OBJECTIF
Dressez la liste de toutes les villes mentionnées dans l'article sur Stéphane Guivarc'h, dans leur ordre d'apparition.

Loin des paillettes et du « show business », le footballeur champion du monde en 1998 est retourné vivre en Bretagne, sa région natale, pour vendre des piscines. Nous l’avons retrouvé.
C’est une journée comme une autre pour Stéphane Guivarc’h. Il arrive à son rendez-vous client à 11 heures, comme c’est noté dans son agenda. L’air de rien, il sort de sa Peugeot 5008. Sonne à la porte. Et se présente : « Bonjour, je suis Monsieur Guivarc’h, je viens pour la piscine ». Le contact se fait « en toute simplicité », « sans fioritures ». « Je ne voudrais pas qu’on me prenne pour quelqu’un de fier, à qui on doit tout. » Stéphane Guivarc’h assume, il a aujourd’hui 44 ans, et il est commercial dans la vie. « Il faut que les gens comprennent que le Guivarc’h footballeur pro, c’est du passé. »
Son nouveau travail consiste donc à vendre des piscines aux particuliers, « on propose des coques polyster, pas en béton ». Il fait le calcul : « On en vend une vingtaine par an ». C’est un ami d’enfance, Michel Tanguy, qui lui a proposé cette mission il y a quelques années. L’entreprise « Tanguy Piscines » emploie une quinzaine de personnes. Elle est basée à Trégunc, dans le sud du Finistère, entre Quimper et Lorient. L’ancien footballeur connaît bien le coin, il est né à Concarneau, « à quelques kilomètres de là ». Il a toute sa famille ici, et ses vrais amis. Après sa retraite professionnelle, il a même repris du service dans le club local, à l’US Trégunc. « J’ai été entraîneur pendant cinq saisons, puis je suis devenu président. Et là j’occupe le poste de vice-président. J’essaie d’aller aux matches tous les dimanches. »
En revanche, il ne tape plus dans le ballon. D’abord parce que Monsieur « commence à rouiller » (c’est son expression). Ensuite parce qu’il a un emploi du temps « de fou », répète-t-il. Il travaille six jours sur sept, commence tôt et finit tard. « Ma vie ressemble à celle de Monsieur Tout-le-monde. Je me lève le matin, je prends ma sacoche, je monte dans ma voiture de fonction, et j’avale les kilomètres ». 60 000 bornes par an, sur les routes du Finistère et « un peu » celles du Morbihan. Il va à Carhaix, puis part à Brest, puis il revient à Trégunc, puis repart à Carhaix. « Certains ont du mal à admettre qu’un champion du monde peut être un homme comme un autre. J’en suis pourtant un exemple vivant. »
Pour prouver ce retour à l’anonymat, il raconte que certains de ses clients ne le reconnaissent pas, « et ça ne me vexe pas du tout. Il suffit qu’il n’aime pas le foot… ». Mais en le poussant dans la conversation, il reconnaît que la plupart du temps, le rapprochement est quand même vite fait. « Je sens que les gens veulent me demander si je suis bien le Stéphane Guivarc’h qu’ils ont vu à la télé. Je les laisse faire. S’ils veulent parler football, aucun problème, je le fais. Mais ce n’est jamais moi qui amorce le sujet. »

DONNÉES ENREGISTRÉES
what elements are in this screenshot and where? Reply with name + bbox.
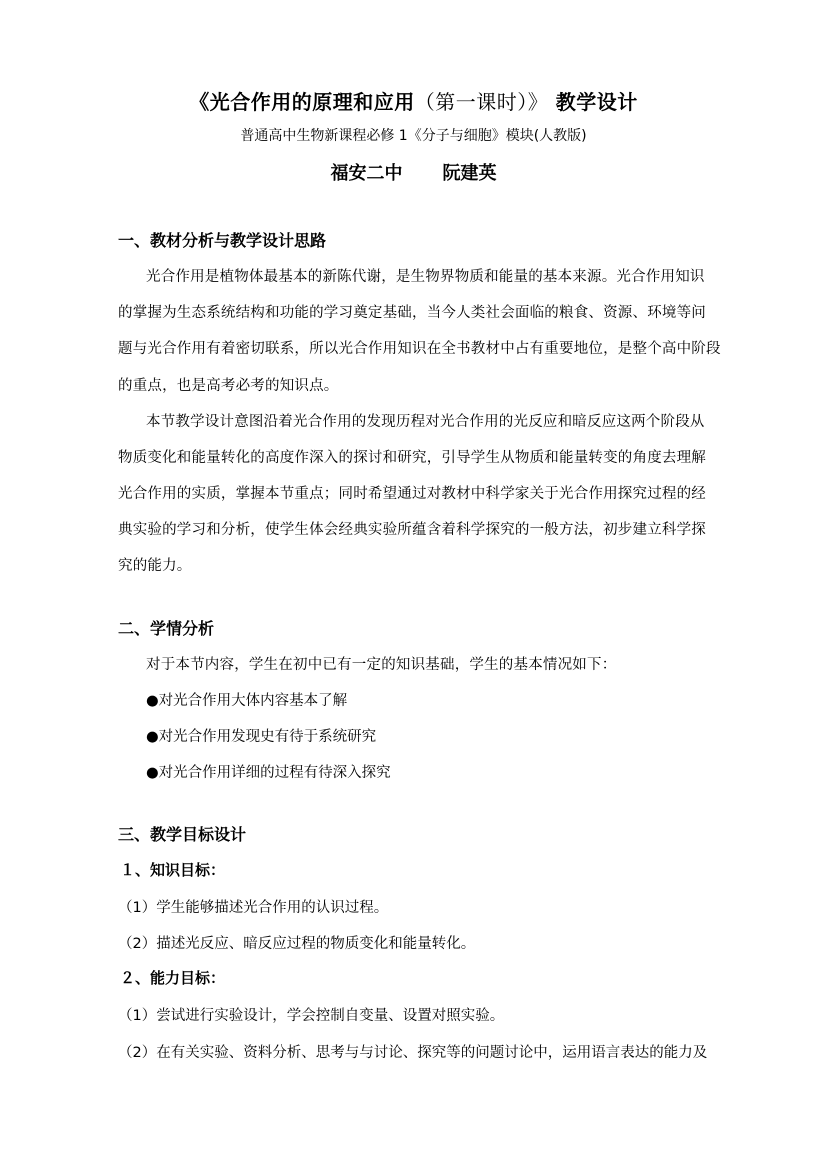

RÉSULTAT ATTENDU
Trégunc, Quimper, Lorient, Concarneau, Carhaix, Brest